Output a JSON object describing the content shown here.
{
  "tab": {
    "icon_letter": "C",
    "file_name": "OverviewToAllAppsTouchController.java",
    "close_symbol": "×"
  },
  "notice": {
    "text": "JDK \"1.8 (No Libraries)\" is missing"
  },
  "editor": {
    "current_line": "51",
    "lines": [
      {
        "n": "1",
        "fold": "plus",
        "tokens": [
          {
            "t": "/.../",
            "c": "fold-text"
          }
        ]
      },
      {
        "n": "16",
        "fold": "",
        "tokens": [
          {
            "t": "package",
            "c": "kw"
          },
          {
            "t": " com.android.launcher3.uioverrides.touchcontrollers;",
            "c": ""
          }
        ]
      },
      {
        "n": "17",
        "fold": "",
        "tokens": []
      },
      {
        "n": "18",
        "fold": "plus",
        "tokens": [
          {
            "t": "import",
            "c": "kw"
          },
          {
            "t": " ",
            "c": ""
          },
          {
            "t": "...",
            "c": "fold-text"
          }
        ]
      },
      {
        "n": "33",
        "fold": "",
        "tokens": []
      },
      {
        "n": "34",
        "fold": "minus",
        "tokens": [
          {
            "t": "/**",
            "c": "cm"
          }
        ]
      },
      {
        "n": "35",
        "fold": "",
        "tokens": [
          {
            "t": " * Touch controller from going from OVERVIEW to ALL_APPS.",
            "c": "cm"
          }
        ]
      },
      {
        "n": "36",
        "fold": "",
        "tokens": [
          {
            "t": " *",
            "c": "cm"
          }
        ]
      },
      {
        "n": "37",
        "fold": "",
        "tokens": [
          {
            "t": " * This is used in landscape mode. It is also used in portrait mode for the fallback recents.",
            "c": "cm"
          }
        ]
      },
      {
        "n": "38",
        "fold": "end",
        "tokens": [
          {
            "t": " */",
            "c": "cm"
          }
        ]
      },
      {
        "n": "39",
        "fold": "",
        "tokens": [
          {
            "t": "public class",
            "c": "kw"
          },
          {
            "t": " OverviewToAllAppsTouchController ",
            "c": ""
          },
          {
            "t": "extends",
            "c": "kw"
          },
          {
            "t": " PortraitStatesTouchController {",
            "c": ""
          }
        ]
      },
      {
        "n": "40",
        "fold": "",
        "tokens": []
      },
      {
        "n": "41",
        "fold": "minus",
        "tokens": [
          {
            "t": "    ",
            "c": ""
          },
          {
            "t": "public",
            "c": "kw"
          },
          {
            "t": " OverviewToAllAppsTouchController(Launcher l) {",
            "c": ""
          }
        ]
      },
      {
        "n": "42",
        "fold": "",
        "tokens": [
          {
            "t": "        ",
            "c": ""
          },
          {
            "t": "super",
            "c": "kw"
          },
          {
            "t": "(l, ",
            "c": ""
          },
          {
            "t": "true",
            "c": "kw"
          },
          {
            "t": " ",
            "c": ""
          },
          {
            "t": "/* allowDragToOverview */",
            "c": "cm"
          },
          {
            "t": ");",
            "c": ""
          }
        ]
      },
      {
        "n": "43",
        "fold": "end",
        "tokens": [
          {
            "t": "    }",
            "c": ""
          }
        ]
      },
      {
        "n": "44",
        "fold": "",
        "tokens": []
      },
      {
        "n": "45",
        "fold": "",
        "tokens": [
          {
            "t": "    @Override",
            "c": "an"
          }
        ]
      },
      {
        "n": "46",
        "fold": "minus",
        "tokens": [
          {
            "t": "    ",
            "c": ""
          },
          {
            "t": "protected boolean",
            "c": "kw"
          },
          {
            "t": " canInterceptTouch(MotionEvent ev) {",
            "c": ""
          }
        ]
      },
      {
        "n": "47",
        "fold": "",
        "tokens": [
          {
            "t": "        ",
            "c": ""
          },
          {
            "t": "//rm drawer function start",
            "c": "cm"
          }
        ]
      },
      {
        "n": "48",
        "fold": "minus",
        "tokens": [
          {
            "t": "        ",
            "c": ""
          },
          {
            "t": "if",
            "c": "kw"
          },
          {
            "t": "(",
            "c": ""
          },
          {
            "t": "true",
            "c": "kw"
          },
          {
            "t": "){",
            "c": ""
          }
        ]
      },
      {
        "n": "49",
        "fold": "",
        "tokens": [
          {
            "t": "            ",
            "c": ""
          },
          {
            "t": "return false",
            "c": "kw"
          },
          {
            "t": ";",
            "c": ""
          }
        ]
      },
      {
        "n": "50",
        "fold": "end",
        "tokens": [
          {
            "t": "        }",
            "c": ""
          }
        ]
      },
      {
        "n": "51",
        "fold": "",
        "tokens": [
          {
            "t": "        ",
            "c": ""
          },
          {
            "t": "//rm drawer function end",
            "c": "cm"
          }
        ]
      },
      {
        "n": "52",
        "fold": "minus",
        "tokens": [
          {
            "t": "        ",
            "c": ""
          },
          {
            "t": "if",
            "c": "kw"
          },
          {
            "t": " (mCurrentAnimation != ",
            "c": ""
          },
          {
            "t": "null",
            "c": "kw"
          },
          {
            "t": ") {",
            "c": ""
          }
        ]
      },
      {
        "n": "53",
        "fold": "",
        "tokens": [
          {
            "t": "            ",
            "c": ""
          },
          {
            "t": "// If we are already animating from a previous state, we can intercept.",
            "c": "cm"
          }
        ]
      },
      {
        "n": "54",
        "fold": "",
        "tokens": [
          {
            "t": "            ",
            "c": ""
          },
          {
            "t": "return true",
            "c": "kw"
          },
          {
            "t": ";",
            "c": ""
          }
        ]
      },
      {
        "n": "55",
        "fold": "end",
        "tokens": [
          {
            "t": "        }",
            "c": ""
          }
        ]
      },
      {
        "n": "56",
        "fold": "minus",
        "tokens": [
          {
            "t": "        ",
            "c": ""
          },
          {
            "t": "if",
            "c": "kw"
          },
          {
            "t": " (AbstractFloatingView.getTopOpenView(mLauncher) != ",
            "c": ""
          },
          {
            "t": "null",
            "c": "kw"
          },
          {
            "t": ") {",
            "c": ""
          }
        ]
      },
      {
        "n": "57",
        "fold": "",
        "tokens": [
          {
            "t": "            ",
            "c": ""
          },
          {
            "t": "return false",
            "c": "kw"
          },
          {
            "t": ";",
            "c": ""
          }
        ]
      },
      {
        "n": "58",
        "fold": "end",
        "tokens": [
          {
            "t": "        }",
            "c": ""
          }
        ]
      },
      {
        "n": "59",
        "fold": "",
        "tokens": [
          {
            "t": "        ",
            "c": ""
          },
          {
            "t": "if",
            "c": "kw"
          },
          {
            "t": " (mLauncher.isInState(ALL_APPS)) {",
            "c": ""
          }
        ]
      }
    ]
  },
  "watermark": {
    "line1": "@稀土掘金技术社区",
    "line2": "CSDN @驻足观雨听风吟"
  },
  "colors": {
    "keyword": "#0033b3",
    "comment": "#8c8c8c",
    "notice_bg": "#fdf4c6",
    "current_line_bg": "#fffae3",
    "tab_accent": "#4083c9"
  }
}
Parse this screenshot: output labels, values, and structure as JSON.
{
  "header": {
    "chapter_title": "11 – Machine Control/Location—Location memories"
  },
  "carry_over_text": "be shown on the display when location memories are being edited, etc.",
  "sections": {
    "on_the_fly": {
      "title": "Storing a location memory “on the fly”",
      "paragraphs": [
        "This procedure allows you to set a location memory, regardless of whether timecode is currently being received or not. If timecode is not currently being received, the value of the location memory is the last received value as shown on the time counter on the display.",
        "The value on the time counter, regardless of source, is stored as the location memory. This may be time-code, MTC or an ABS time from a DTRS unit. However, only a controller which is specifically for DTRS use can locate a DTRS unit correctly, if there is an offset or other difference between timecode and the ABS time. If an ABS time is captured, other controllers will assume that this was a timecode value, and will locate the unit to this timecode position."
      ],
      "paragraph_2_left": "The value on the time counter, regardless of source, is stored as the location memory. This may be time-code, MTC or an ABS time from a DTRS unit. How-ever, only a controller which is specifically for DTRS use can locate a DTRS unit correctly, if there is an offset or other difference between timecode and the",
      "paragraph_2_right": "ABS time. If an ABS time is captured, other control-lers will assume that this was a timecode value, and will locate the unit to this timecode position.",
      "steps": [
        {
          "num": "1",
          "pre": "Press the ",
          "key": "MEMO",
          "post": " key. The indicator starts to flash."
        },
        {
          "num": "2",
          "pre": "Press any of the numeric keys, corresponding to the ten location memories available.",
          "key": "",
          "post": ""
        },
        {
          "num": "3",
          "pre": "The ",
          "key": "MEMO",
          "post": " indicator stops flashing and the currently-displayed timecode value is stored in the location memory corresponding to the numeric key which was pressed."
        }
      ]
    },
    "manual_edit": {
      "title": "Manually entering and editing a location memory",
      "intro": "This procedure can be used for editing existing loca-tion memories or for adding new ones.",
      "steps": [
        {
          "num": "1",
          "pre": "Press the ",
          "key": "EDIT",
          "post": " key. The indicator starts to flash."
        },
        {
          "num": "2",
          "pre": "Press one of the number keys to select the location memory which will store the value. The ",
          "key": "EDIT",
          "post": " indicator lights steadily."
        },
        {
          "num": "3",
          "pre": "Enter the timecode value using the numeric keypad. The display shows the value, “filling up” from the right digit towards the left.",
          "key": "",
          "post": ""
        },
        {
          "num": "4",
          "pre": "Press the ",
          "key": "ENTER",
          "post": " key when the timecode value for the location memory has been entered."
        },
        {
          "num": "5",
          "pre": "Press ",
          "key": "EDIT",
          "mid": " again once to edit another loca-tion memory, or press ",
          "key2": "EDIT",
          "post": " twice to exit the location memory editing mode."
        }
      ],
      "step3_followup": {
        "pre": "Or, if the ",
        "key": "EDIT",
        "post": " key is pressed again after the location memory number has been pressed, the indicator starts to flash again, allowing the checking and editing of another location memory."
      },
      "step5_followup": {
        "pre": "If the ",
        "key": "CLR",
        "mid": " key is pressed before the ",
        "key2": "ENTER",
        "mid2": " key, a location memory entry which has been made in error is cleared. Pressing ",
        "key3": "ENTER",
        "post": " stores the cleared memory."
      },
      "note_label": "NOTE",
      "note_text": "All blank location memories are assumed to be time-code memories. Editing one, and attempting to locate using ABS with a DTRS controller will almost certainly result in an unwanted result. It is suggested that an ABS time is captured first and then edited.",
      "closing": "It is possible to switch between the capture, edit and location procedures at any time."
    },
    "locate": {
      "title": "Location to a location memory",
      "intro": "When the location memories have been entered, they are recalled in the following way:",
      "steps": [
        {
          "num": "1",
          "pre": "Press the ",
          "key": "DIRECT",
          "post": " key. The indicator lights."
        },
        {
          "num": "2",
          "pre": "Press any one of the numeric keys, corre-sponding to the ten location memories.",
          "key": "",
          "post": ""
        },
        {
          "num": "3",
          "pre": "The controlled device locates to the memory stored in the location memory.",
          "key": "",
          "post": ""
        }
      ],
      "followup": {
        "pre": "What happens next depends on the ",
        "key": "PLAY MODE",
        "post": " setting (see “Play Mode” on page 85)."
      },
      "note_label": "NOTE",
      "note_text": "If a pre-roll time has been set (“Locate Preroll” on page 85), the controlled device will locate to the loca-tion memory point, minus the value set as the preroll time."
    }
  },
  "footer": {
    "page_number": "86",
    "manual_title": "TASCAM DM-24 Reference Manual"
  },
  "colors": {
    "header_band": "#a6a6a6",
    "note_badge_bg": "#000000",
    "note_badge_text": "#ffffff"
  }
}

==============================

- **GIVEN EXERCISE**: Where a line of the records above holds the word "controlled", copy that line.

- **ANSWER FOR THIS EXERCISE**:
          "pre": "The controlled device locates to the memory stored in the location memory.",
      "note_text": "If a pre-roll time has been set (“Locate Preroll” on page 85), the controlled device will locate to the loca-tion memory point, minus the value set as the preroll time."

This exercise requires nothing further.